* **Aim of the task**: Which lines contain the word "text"? Return each of them as written.

* **Data supplied**:
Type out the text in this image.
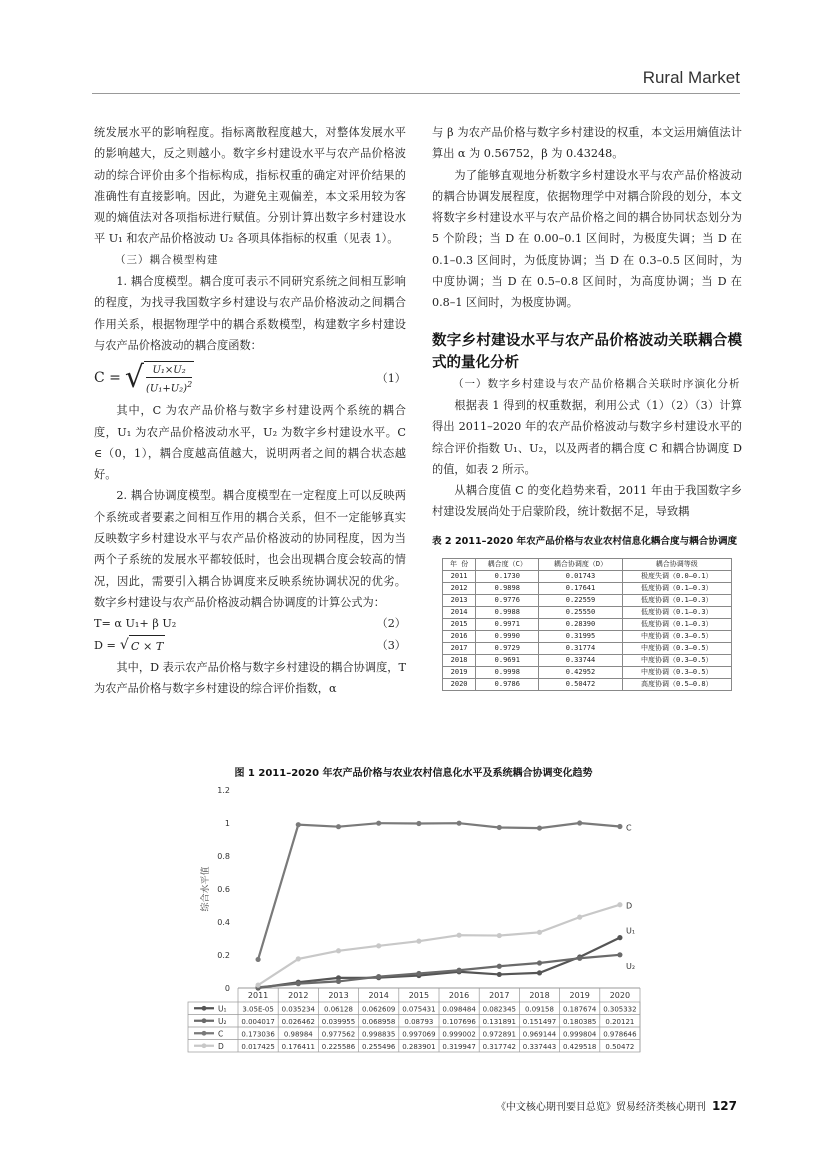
Rural Market

统发展水平的影响程度。指标离散程度越大，对整体发展水平的影响越大，反之则越小。数字乡村建设水平与农产品价格波动的综合评价由多个指标构成，指标权重的确定对评价结果的准确性有直接影响。因此，为避免主观偏差，本文采用较为客观的熵值法对各项指标进行赋值。分别计算出数字乡村建设水平 U₁ 和农产品价格波动 U₂ 各项具体指标的权重（见表 1）。

（三）耦合模型构建

1. 耦合度模型。耦合度可表示不同研究系统之间相互影响的程度，为找寻我国数字乡村建设与农产品价格波动之间耦合作用关系，根据物理学中的耦合系数模型，构建数字乡村建设与农产品价格波动的耦合度函数：

C = √ $\frac{\text{U₁×U₂}}{(U_1+U_2)^2}$	（1）

其中，C 为农产品价格与数字乡村建设两个系统的耦合度，U₁ 为农产品价格波动水平，U₂ 为数字乡村建设水平。C ∈（0，1），耦合度越高值越大，说明两者之间的耦合状态越好。

2. 耦合协调度模型。耦合度模型在一定程度上可以反映两个系统或者要素之间相互作用的耦合关系，但不一定能够真实反映数字乡村建设水平与农产品价格波动的协同程度，因为当两个子系统的发展水平都较低时，也会出现耦合度会较高的情况，因此，需要引入耦合协调度来反映系统协调状况的优劣。数字乡村建设与农产品价格波动耦合协调度的计算公式为：

T= α U₁+ β U₂	（2）
D = √ C × T	（3）

其中，D 表示农产品价格与数字乡村建设的耦合协调度，T 为农产品价格与数字乡村建设的综合评价指数，α

与 β 为农产品价格与数字乡村建设的权重，本文运用熵值法计算出 α 为 0.56752，β 为 0.43248。

为了能够直观地分析数字乡村建设水平与农产品价格波动的耦合协调发展程度，依据物理学中对耦合阶段的划分，本文将数字乡村建设水平与农产品价格之间的耦合协同状态划分为 5 个阶段；当 D 在 0.00–0.1 区间时，为极度失调；当 D 在 0.1–0.3 区间时，为低度协调；当 D 在 0.3–0.5 区间时，为中度协调；当 D 在 0.5–0.8 区间时，为高度协调；当 D 在 0.8–1 区间时，为极度协调。

数字乡村建设水平与农产品价格波动关联耦合模式的量化分析

（一）数字乡村建设与农产品价格耦合关联时序演化分析

根据表 1 得到的权重数据，利用公式（1）（2）（3）计算得出 2011–2020 年的农产品价格波动与数字乡村建设水平的综合评价指数 U₁、U₂，以及两者的耦合度 C 和耦合协调度 D 的值，如表 2 所示。

从耦合度值 C 的变化趋势来看，2011 年由于我国数字乡村建设发展尚处于启蒙阶段，统计数据不足，导致耦

表 2 2011–2020 年农产品价格与农业农村信息化耦合度与耦合协调度
年 份	耦合度（C）	耦合协调度（D）	耦合协调等级
2011	0.1730	0.01743	极度失调（0.0–0.1）
2012	0.9898	0.17641	低度协调（0.1–0.3）
2013	0.9776	0.22559	低度协调（0.1–0.3）
2014	0.9988	0.25550	低度协调（0.1–0.3）
2015	0.9971	0.28390	低度协调（0.1–0.3）
2016	0.9990	0.31995	中度协调（0.3–0.5）
2017	0.9729	0.31774	中度协调（0.3–0.5）
2018	0.9691	0.33744	中度协调（0.3–0.5）
2019	0.9998	0.42952	中度协调（0.3–0.5）
2020	0.9786	0.50472	高度协调（0.5–0.8）
图 1 2011–2020 年农产品价格与农业农村信息化水平及系统耦合协调变化趋势
0
0.2
0.4
0.6
0.8
1
1.2
综合水平值
U₁
U₂
C
D
2011 2012 2013 2014 2015 2016 2017 2018 2019 2020
U₁ 3.05E-05 0.035234 0.06128 0.062609 0.075431 0.098484 0.082345 0.09158 0.187674 0.305332
U₂ 0.004017 0.026462 0.039955 0.068958 0.08793 0.107696 0.131891 0.151497 0.180385 0.20121
C	0.173036 0.98984 0.977562 0.998835 0.997069 0.999002 0.972891 0.969144 0.999804 0.978646
D	0.017425 0.176411 0.225586 0.255496 0.283901 0.319947 0.317742 0.337443 0.429518 0.50472
《中文核心期刊要目总览》贸易经济类核心期刊 127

* **Output for this exercise**:
Type out the text in this image.
C = √ $\frac{\text{U₁×U₂}}{(U_1+U_2)^2}$	（1）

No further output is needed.